*EXERCISE*: Copy each line holding the string "this".

*EXTRACTED RECORDS*:
## begin

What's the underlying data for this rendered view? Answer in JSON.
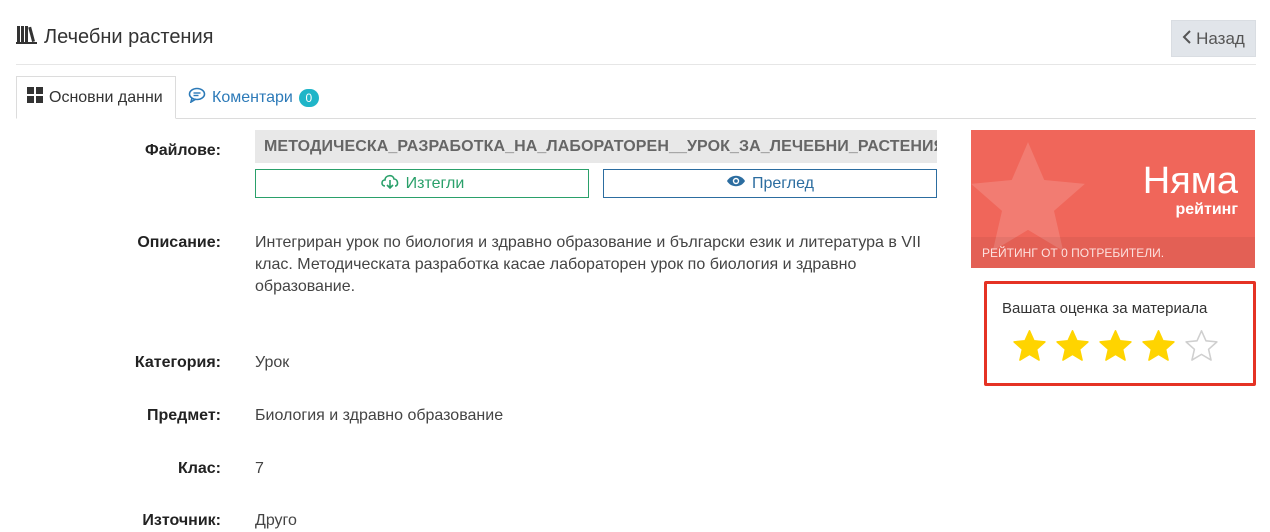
{
  "header": {
    "title": "Лечебни растения",
    "title_icon": "library-books-icon",
    "back_label": "Назад"
  },
  "tabs": [
    {
      "label": "Основни данни",
      "icon": "grid-icon"
    },
    {
      "label": "Коментари",
      "icon": "comment-icon",
      "count": "0"
    }
  ],
  "files": {
    "label": "Файлове:",
    "file_name": "МЕТОДИЧЕСКА_РАЗРАБОТКА_НА_ЛАБОРАТОРЕН__УРОК_ЗА_ЛЕЧЕБНИ_РАСТЕНИЯ.PDF",
    "download_label": "Изтегли",
    "preview_label": "Преглед"
  },
  "description": {
    "label": "Описание:",
    "text": "Интегриран урок по биология и здравно образование и български език и литература в VII клас. Методическата разработка касае лабораторен урок по биология и здравно образование."
  },
  "category": {
    "label": "Категория:",
    "value": "Урок"
  },
  "subject": {
    "label": "Предмет:",
    "value": "Биология и здравно образование"
  },
  "grade": {
    "label": "Клас:",
    "value": "7"
  },
  "source": {
    "label": "Източник:",
    "value": "Друго"
  },
  "rating": {
    "big": "Няма",
    "sub": "рейтинг",
    "footer": "РЕЙТИНГ ОТ 0 ПОТРЕБИТЕЛИ.",
    "color": "#f0665a"
  },
  "vote": {
    "title": "Вашата оценка за материала",
    "selected": 4,
    "max": 5,
    "filled_color": "#ffd400",
    "empty_color": "#cfcfcf"
  }
}
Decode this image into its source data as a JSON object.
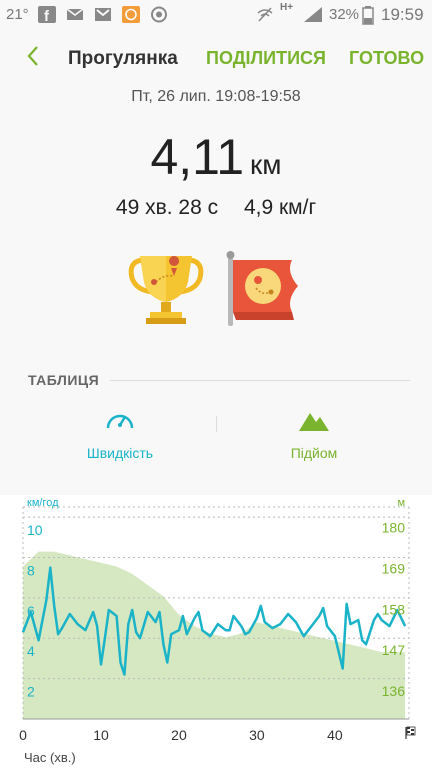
{
  "status_bar": {
    "temperature": "21°",
    "network": "H+",
    "battery": "32%",
    "time": "19:59",
    "icons": [
      "facebook-icon",
      "mail-icon",
      "gmail-icon",
      "app-icon",
      "lion-icon",
      "wifi-off-icon",
      "signal-icon",
      "battery-icon"
    ]
  },
  "header": {
    "title": "Прогулянка",
    "share": "ПОДІЛИТИСЯ",
    "done": "ГОТОВО"
  },
  "workout": {
    "date": "Пт, 26 лип. 19:08-19:58",
    "distance_value": "4,11",
    "distance_unit": "км",
    "duration": "49 хв. 28 с",
    "speed": "4,9 км/г"
  },
  "badges": [
    "trophy-icon",
    "flag-icon"
  ],
  "section_title": "ТАБЛИЦЯ",
  "tabs": [
    {
      "label": "Швидкість",
      "icon": "speedometer-icon",
      "color": "#1ab3c8",
      "selected": true
    },
    {
      "label": "Підйом",
      "icon": "mountain-icon",
      "color": "#7ab42e",
      "selected": false
    }
  ],
  "colors": {
    "accent": "#7ab42e",
    "speed": "#1ab3c8",
    "elevation_fill": "#d6e8c2"
  },
  "chart_data": {
    "type": "line",
    "xlabel": "Час (хв.)",
    "x_ticks": [
      "0",
      "10",
      "20",
      "30",
      "40"
    ],
    "xlim": [
      0,
      49.5
    ],
    "y_left": {
      "unit": "км/год",
      "ticks": [
        "10",
        "8",
        "6",
        "4",
        "2"
      ],
      "ylim": [
        0,
        10.5
      ]
    },
    "y_right": {
      "unit": "м",
      "ticks": [
        "180",
        "169",
        "158",
        "147",
        "136"
      ],
      "ylim": [
        125,
        182
      ]
    },
    "series": [
      {
        "axis": "left",
        "style": "line",
        "x": [
          0,
          1,
          2,
          3,
          3.5,
          4,
          4.5,
          5,
          6,
          7,
          8,
          9,
          9.5,
          10,
          10.5,
          11,
          12,
          12.5,
          13,
          13.5,
          14,
          14.5,
          15,
          16,
          17,
          17.5,
          18,
          18.5,
          19,
          20,
          20.5,
          21,
          22,
          22.5,
          23,
          24,
          25,
          26,
          26.5,
          27,
          28,
          28.5,
          29,
          30,
          30.5,
          31,
          32,
          33,
          34,
          35,
          36,
          37,
          38,
          38.5,
          39,
          40,
          40.5,
          41,
          41.5,
          42,
          43,
          43.5,
          44,
          45,
          45.5,
          46,
          47,
          48,
          49
        ],
        "y": [
          4.3,
          5.3,
          3.9,
          5.9,
          7.5,
          5.6,
          4.2,
          4.5,
          5.2,
          4.7,
          4.4,
          5.3,
          4.6,
          2.7,
          4.0,
          5.4,
          5.1,
          2.8,
          2.2,
          4.7,
          5.4,
          4.3,
          4.0,
          5.3,
          4.8,
          5.3,
          3.7,
          2.8,
          4.2,
          4.4,
          5.1,
          4.2,
          5.0,
          5.3,
          4.4,
          4.1,
          4.7,
          4.4,
          4.4,
          5.1,
          4.6,
          4.2,
          4.3,
          5.0,
          5.6,
          4.8,
          4.5,
          4.7,
          5.2,
          4.8,
          4.1,
          4.6,
          5.1,
          5.5,
          4.6,
          4.1,
          3.3,
          2.5,
          5.7,
          4.7,
          4.9,
          3.9,
          3.7,
          4.9,
          5.2,
          4.9,
          4.6,
          5.4,
          4.6
        ]
      },
      {
        "axis": "right",
        "style": "area",
        "x": [
          0,
          2,
          4,
          6,
          8,
          10,
          12,
          14,
          16,
          18,
          20,
          22,
          24,
          26,
          28,
          30,
          32,
          34,
          36,
          38,
          40,
          42,
          44,
          46,
          48,
          49
        ],
        "y": [
          166,
          170,
          170,
          169,
          168,
          167,
          166,
          164,
          161,
          158,
          153,
          150,
          148,
          147,
          148,
          151,
          150,
          149,
          148,
          147,
          146,
          145,
          144,
          143,
          143,
          143
        ]
      }
    ]
  }
}
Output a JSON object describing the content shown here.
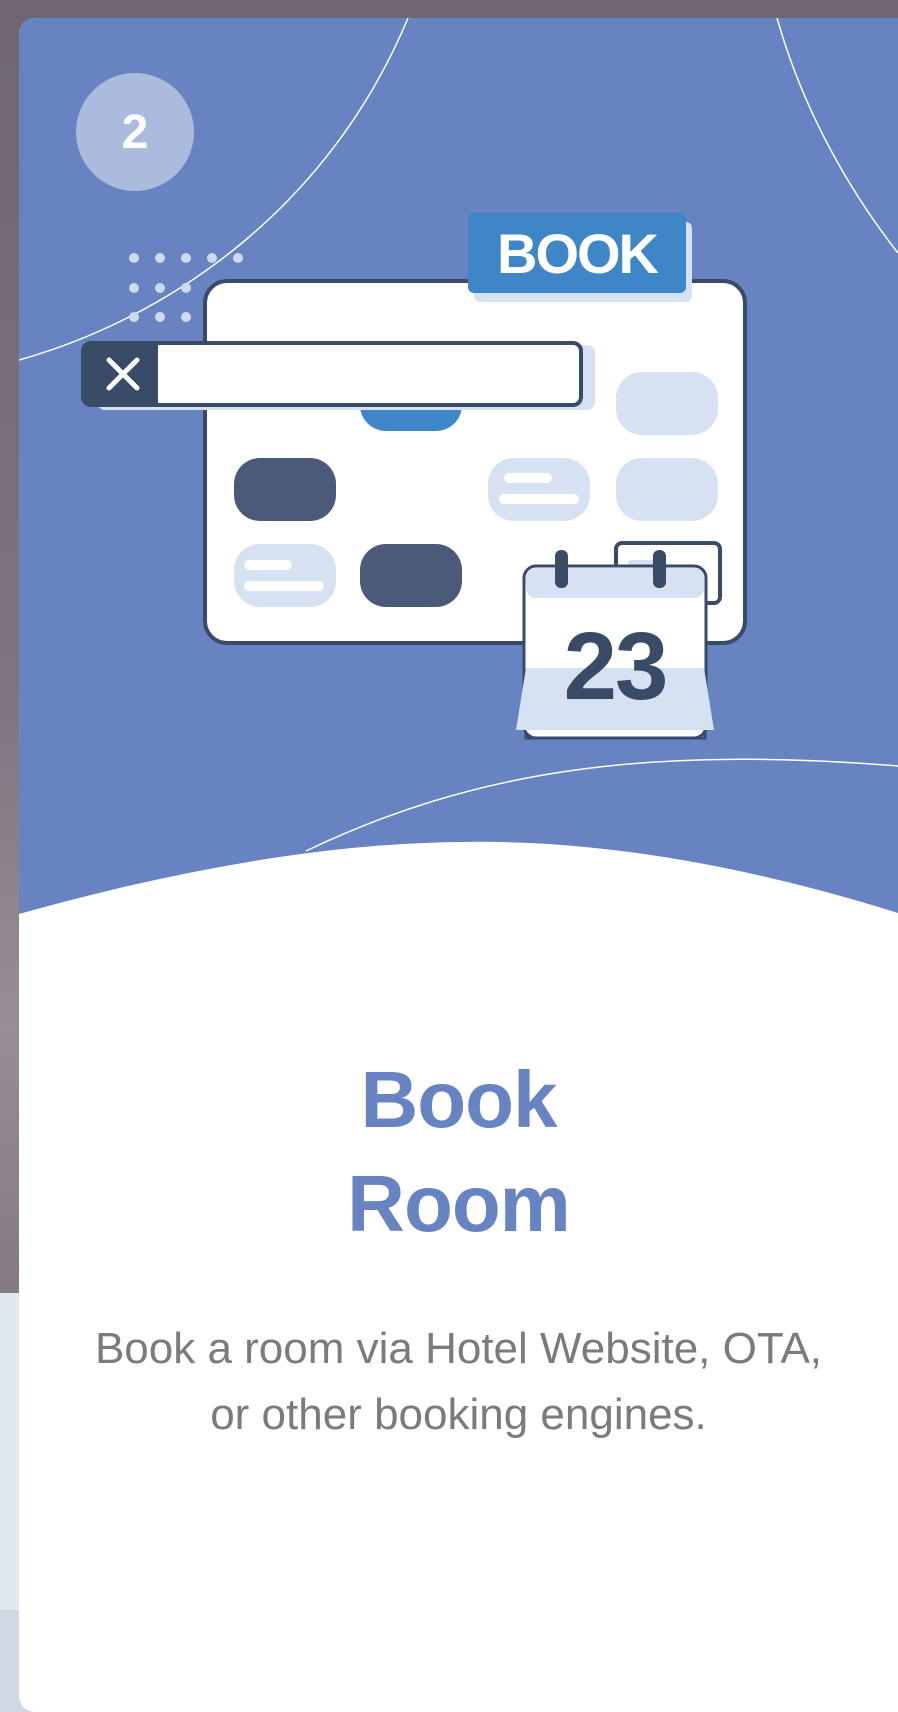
{
  "step": {
    "number": "2"
  },
  "card": {
    "title_line1": "Book",
    "title_line2": "Room",
    "description": "Book a room via Hotel Website, OTA, or other booking engines."
  },
  "illustration": {
    "book_label": "BOOK",
    "calendar_day": "23",
    "close_icon": "close-icon"
  },
  "colors": {
    "hero_blue": "#6783c2",
    "accent_blue": "#3f86c8",
    "navy": "#3a4b68",
    "light_blue": "#d6e1f2",
    "text_gray": "#7b7b7b"
  }
}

## end

*OUTPUT OF THE EXERCISE*:
What's the underlying data for this rendered view? Answer in JSON.
Decode this image into its source data as a JSON object.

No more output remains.